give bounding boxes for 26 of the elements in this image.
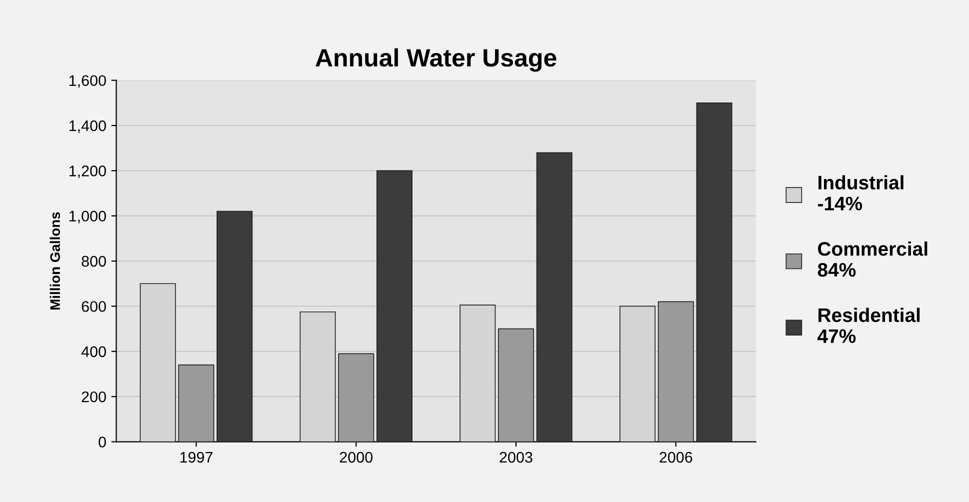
bar <box>658 301 694 442</box>
legend-label: Industrial -14% <box>818 175 904 210</box>
y-tick-label: 1,400 <box>69 120 106 133</box>
y-tick-label: 800 <box>82 256 106 267</box>
bar <box>376 170 412 442</box>
legend-label: Commercial 84% <box>818 242 928 277</box>
x-tick-label: 2003 <box>500 452 532 463</box>
y-tick-label: 1,600 <box>69 75 106 88</box>
y-tick-label: 0 <box>98 436 106 448</box>
y-tick-label: 400 <box>81 346 106 358</box>
bar <box>216 210 253 442</box>
y-axis-title: Million Gallons <box>50 212 60 310</box>
x-tick-label: 2006 <box>660 452 692 463</box>
legend-label: Residential 47% <box>818 308 920 343</box>
bar <box>696 102 732 442</box>
y-tick-label: 600 <box>82 301 106 312</box>
bar <box>536 152 572 442</box>
bar <box>498 328 534 442</box>
y-tick-label: 1,000 <box>69 210 106 224</box>
bar <box>338 353 374 442</box>
x-tick-label: 2000 <box>340 452 373 463</box>
x-tick-label: 1997 <box>180 452 212 463</box>
chart-title: Annual Water Usage <box>316 48 556 72</box>
bar <box>178 364 214 442</box>
y-tick-label: 1,200 <box>69 166 106 178</box>
y-tick-label: 200 <box>82 391 106 402</box>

Task to complete: Give the lines of the data above, starting at the line that contains "bar <box>658 301 694 442</box>" and ending at the line that contains "bar <box>498 328 534 442</box>", as a JSON list of strings with one string per line and blank lines left out.

Complete response:
[
  "bar <box>658 301 694 442</box>",
  "legend-label: Industrial -14% <box>818 175 904 210</box>",
  "y-tick-label: 1,400 <box>69 120 106 133</box>",
  "y-tick-label: 800 <box>82 256 106 267</box>",
  "bar <box>376 170 412 442</box>",
  "legend-label: Commercial 84% <box>818 242 928 277</box>",
  "x-tick-label: 2003 <box>500 452 532 463</box>",
  "y-tick-label: 1,600 <box>69 75 106 88</box>",
  "y-tick-label: 0 <box>98 436 106 448</box>",
  "y-tick-label: 400 <box>81 346 106 358</box>",
  "bar <box>216 210 253 442</box>",
  "y-axis-title: Million Gallons <box>50 212 60 310</box>",
  "x-tick-label: 2006 <box>660 452 692 463</box>",
  "legend-label: Residential 47% <box>818 308 920 343</box>",
  "bar <box>696 102 732 442</box>",
  "y-tick-label: 600 <box>82 301 106 312</box>",
  "bar <box>536 152 572 442</box>",
  "bar <box>498 328 534 442</box>"
]